* _DIRECTIONS FOR THIS TASK_: Write out each line word for word. Drop pictures.

* _TASK INPUTS_:
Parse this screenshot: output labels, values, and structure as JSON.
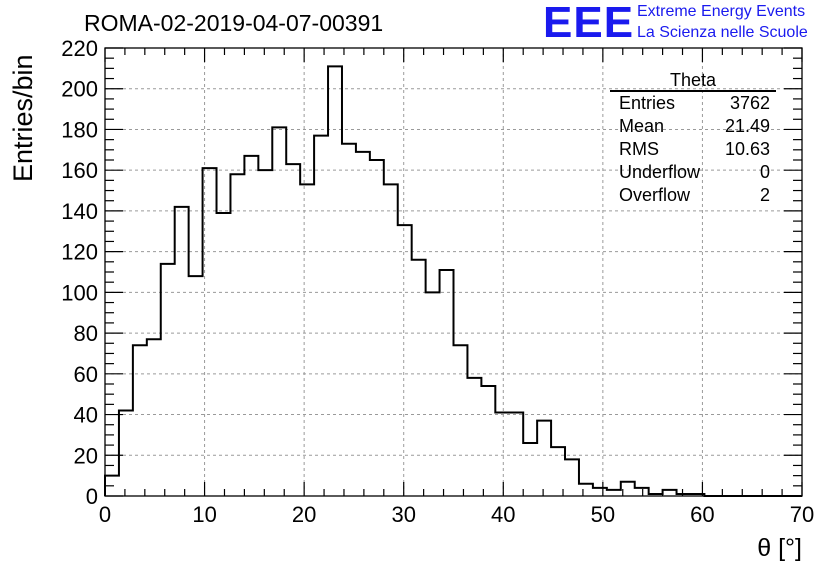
{
  "title": "ROMA-02-2019-04-07-00391",
  "logo": {
    "mark": "EEE",
    "line1": "Extreme Energy Events",
    "line2": "La Scienza nelle Scuole",
    "color": "#1a1aee"
  },
  "stats": {
    "name": "Theta",
    "rows": [
      {
        "label": "Entries",
        "value": "3762"
      },
      {
        "label": "Mean",
        "value": "21.49"
      },
      {
        "label": "RMS",
        "value": "10.63"
      },
      {
        "label": "Underflow",
        "value": "0"
      },
      {
        "label": "Overflow",
        "value": "2"
      }
    ]
  },
  "chart_data": {
    "type": "bar",
    "histogram": true,
    "xlabel": "θ [°]",
    "ylabel": "Entries/bin",
    "xlim": [
      0,
      70
    ],
    "ylim": [
      0,
      220
    ],
    "grid": true,
    "bin_width": 1.4,
    "xticks": [
      0,
      10,
      20,
      30,
      40,
      50,
      60,
      70
    ],
    "yticks": [
      0,
      20,
      40,
      60,
      80,
      100,
      120,
      140,
      160,
      180,
      200,
      220
    ],
    "values": [
      10,
      42,
      74,
      77,
      114,
      142,
      108,
      161,
      139,
      158,
      167,
      160,
      181,
      163,
      153,
      177,
      211,
      173,
      169,
      165,
      153,
      133,
      116,
      100,
      111,
      74,
      58,
      54,
      41,
      41,
      26,
      37,
      24,
      18,
      6,
      4,
      3,
      7,
      4,
      1,
      3,
      1,
      1,
      0,
      0,
      0,
      0,
      0,
      0,
      0
    ]
  }
}
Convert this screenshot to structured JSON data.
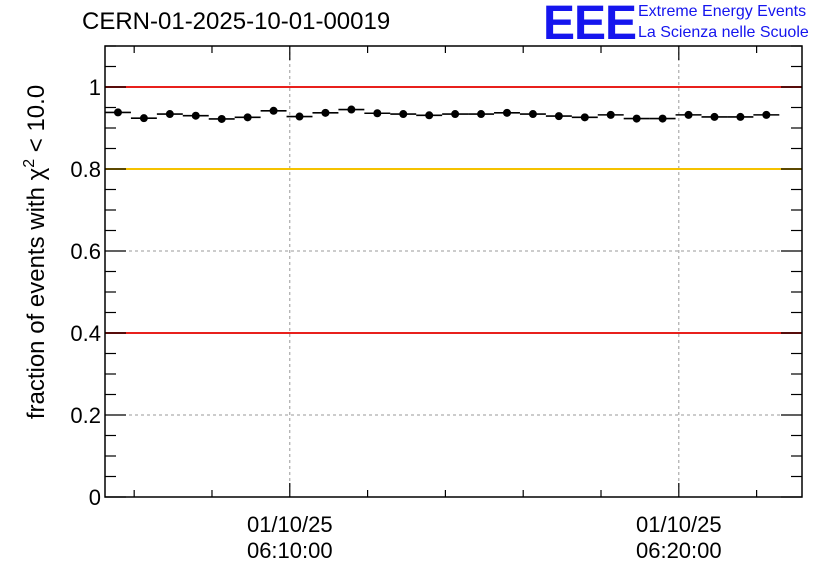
{
  "header": {
    "title": "CERN-01-2025-10-01-00019",
    "logo_text": "EEE",
    "logo_line1": "Extreme Energy Events",
    "logo_line2": "La Scienza nelle Scuole"
  },
  "colors": {
    "red_line": "#e8201c",
    "yellow_line": "#f5c200",
    "logo_blue": "#1515ee",
    "grid": "#9a9a9a",
    "marker": "#000000"
  },
  "chart_data": {
    "type": "scatter",
    "title": "CERN-01-2025-10-01-00019",
    "ylabel": "fraction of events with χ² < 10.0",
    "ylabel_main": "fraction of events with χ",
    "ylabel_sup": "2",
    "ylabel_tail": " < 10.0",
    "xlabel": "",
    "ylim": [
      0,
      1.1
    ],
    "xlim": [
      "06:05:15",
      "06:23:10"
    ],
    "y_ticks": [
      0,
      0.2,
      0.4,
      0.6,
      0.8,
      1
    ],
    "y_tick_labels": [
      "0",
      "0.2",
      "0.4",
      "0.6",
      "0.8",
      "1"
    ],
    "x_ticks": [
      {
        "time": "06:10:00",
        "line1": "01/10/25",
        "line2": "06:10:00"
      },
      {
        "time": "06:20:00",
        "line1": "01/10/25",
        "line2": "06:20:00"
      }
    ],
    "grid": true,
    "reference_lines": [
      {
        "y": 1.0,
        "color": "#e8201c"
      },
      {
        "y": 0.8,
        "color": "#f5c200"
      },
      {
        "y": 0.4,
        "color": "#e8201c"
      }
    ],
    "bin_width_seconds": 40,
    "points": [
      {
        "t": "06:05:35",
        "y": 0.938
      },
      {
        "t": "06:06:15",
        "y": 0.924
      },
      {
        "t": "06:06:55",
        "y": 0.934
      },
      {
        "t": "06:07:35",
        "y": 0.93
      },
      {
        "t": "06:08:15",
        "y": 0.922
      },
      {
        "t": "06:08:55",
        "y": 0.926
      },
      {
        "t": "06:09:35",
        "y": 0.942
      },
      {
        "t": "06:10:15",
        "y": 0.928
      },
      {
        "t": "06:10:55",
        "y": 0.937
      },
      {
        "t": "06:11:35",
        "y": 0.945
      },
      {
        "t": "06:12:15",
        "y": 0.936
      },
      {
        "t": "06:12:55",
        "y": 0.934
      },
      {
        "t": "06:13:35",
        "y": 0.931
      },
      {
        "t": "06:14:15",
        "y": 0.934
      },
      {
        "t": "06:14:55",
        "y": 0.934
      },
      {
        "t": "06:15:35",
        "y": 0.937
      },
      {
        "t": "06:16:15",
        "y": 0.934
      },
      {
        "t": "06:16:55",
        "y": 0.929
      },
      {
        "t": "06:17:35",
        "y": 0.926
      },
      {
        "t": "06:18:15",
        "y": 0.932
      },
      {
        "t": "06:18:55",
        "y": 0.923
      },
      {
        "t": "06:19:35",
        "y": 0.923
      },
      {
        "t": "06:20:15",
        "y": 0.932
      },
      {
        "t": "06:20:55",
        "y": 0.927
      },
      {
        "t": "06:21:35",
        "y": 0.927
      },
      {
        "t": "06:22:15",
        "y": 0.932
      }
    ]
  }
}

* _EXERCISE OUTPUT_:
Parse this screenshot: output labels, values, and structure as JSON.
{
  "title": "ROMA-02-2019-04-07-00391",
  "logo": {
    "mark": "EEE",
    "line1": "Extreme Energy Events",
    "line2": "La Scienza nelle Scuole",
    "color": "#1a1aee"
  },
  "stats": {
    "name": "Theta",
    "rows": [
      {
        "label": "Entries",
        "value": "3762"
      },
      {
        "label": "Mean",
        "value": "21.49"
      },
      {
        "label": "RMS",
        "value": "10.63"
      },
      {
        "label": "Underflow",
        "value": "0"
      },
      {
        "label": "Overflow",
        "value": "2"
      }
    ]
  },
  "chart_data": {
    "type": "bar",
    "histogram": true,
    "xlabel": "θ [°]",
    "ylabel": "Entries/bin",
    "xlim": [
      0,
      70
    ],
    "ylim": [
      0,
      220
    ],
    "grid": true,
    "bin_width": 1.4,
    "xticks": [
      0,
      10,
      20,
      30,
      40,
      50,
      60,
      70
    ],
    "yticks": [
      0,
      20,
      40,
      60,
      80,
      100,
      120,
      140,
      160,
      180,
      200,
      220
    ],
    "values": [
      10,
      42,
      74,
      77,
      114,
      142,
      108,
      161,
      139,
      158,
      167,
      160,
      181,
      163,
      153,
      177,
      211,
      173,
      169,
      165,
      153,
      133,
      116,
      100,
      111,
      74,
      58,
      54,
      41,
      41,
      26,
      37,
      24,
      18,
      6,
      4,
      3,
      7,
      4,
      1,
      3,
      1,
      1,
      0,
      0,
      0,
      0,
      0,
      0,
      0
    ]
  }
}
Convert this screenshot to structured JSON data.
{
  "header": {
    "title": "CERN-01-2025-10-01-00019",
    "logo_text": "EEE",
    "logo_line1": "Extreme Energy Events",
    "logo_line2": "La Scienza nelle Scuole"
  },
  "colors": {
    "red_line": "#e8201c",
    "yellow_line": "#f5c200",
    "logo_blue": "#1515ee",
    "grid": "#9a9a9a",
    "marker": "#000000"
  },
  "chart_data": {
    "type": "scatter",
    "title": "CERN-01-2025-10-01-00019",
    "ylabel": "fraction of events with χ² < 10.0",
    "ylabel_main": "fraction of events with χ",
    "ylabel_sup": "2",
    "ylabel_tail": " < 10.0",
    "xlabel": "",
    "ylim": [
      0,
      1.1
    ],
    "xlim": [
      "06:05:15",
      "06:23:10"
    ],
    "y_ticks": [
      0,
      0.2,
      0.4,
      0.6,
      0.8,
      1
    ],
    "y_tick_labels": [
      "0",
      "0.2",
      "0.4",
      "0.6",
      "0.8",
      "1"
    ],
    "x_ticks": [
      {
        "time": "06:10:00",
        "line1": "01/10/25",
        "line2": "06:10:00"
      },
      {
        "time": "06:20:00",
        "line1": "01/10/25",
        "line2": "06:20:00"
      }
    ],
    "grid": true,
    "reference_lines": [
      {
        "y": 1.0,
        "color": "#e8201c"
      },
      {
        "y": 0.8,
        "color": "#f5c200"
      },
      {
        "y": 0.4,
        "color": "#e8201c"
      }
    ],
    "bin_width_seconds": 40,
    "points": [
      {
        "t": "06:05:35",
        "y": 0.938
      },
      {
        "t": "06:06:15",
        "y": 0.924
      },
      {
        "t": "06:06:55",
        "y": 0.934
      },
      {
        "t": "06:07:35",
        "y": 0.93
      },
      {
        "t": "06:08:15",
        "y": 0.922
      },
      {
        "t": "06:08:55",
        "y": 0.926
      },
      {
        "t": "06:09:35",
        "y": 0.942
      },
      {
        "t": "06:10:15",
        "y": 0.928
      },
      {
        "t": "06:10:55",
        "y": 0.937
      },
      {
        "t": "06:11:35",
        "y": 0.945
      },
      {
        "t": "06:12:15",
        "y": 0.936
      },
      {
        "t": "06:12:55",
        "y": 0.934
      },
      {
        "t": "06:13:35",
        "y": 0.931
      },
      {
        "t": "06:14:15",
        "y": 0.934
      },
      {
        "t": "06:14:55",
        "y": 0.934
      },
      {
        "t": "06:15:35",
        "y": 0.937
      },
      {
        "t": "06:16:15",
        "y": 0.934
      },
      {
        "t": "06:16:55",
        "y": 0.929
      },
      {
        "t": "06:17:35",
        "y": 0.926
      },
      {
        "t": "06:18:15",
        "y": 0.932
      },
      {
        "t": "06:18:55",
        "y": 0.923
      },
      {
        "t": "06:19:35",
        "y": 0.923
      },
      {
        "t": "06:20:15",
        "y": 0.932
      },
      {
        "t": "06:20:55",
        "y": 0.927
      },
      {
        "t": "06:21:35",
        "y": 0.927
      },
      {
        "t": "06:22:15",
        "y": 0.932
      }
    ]
  }
}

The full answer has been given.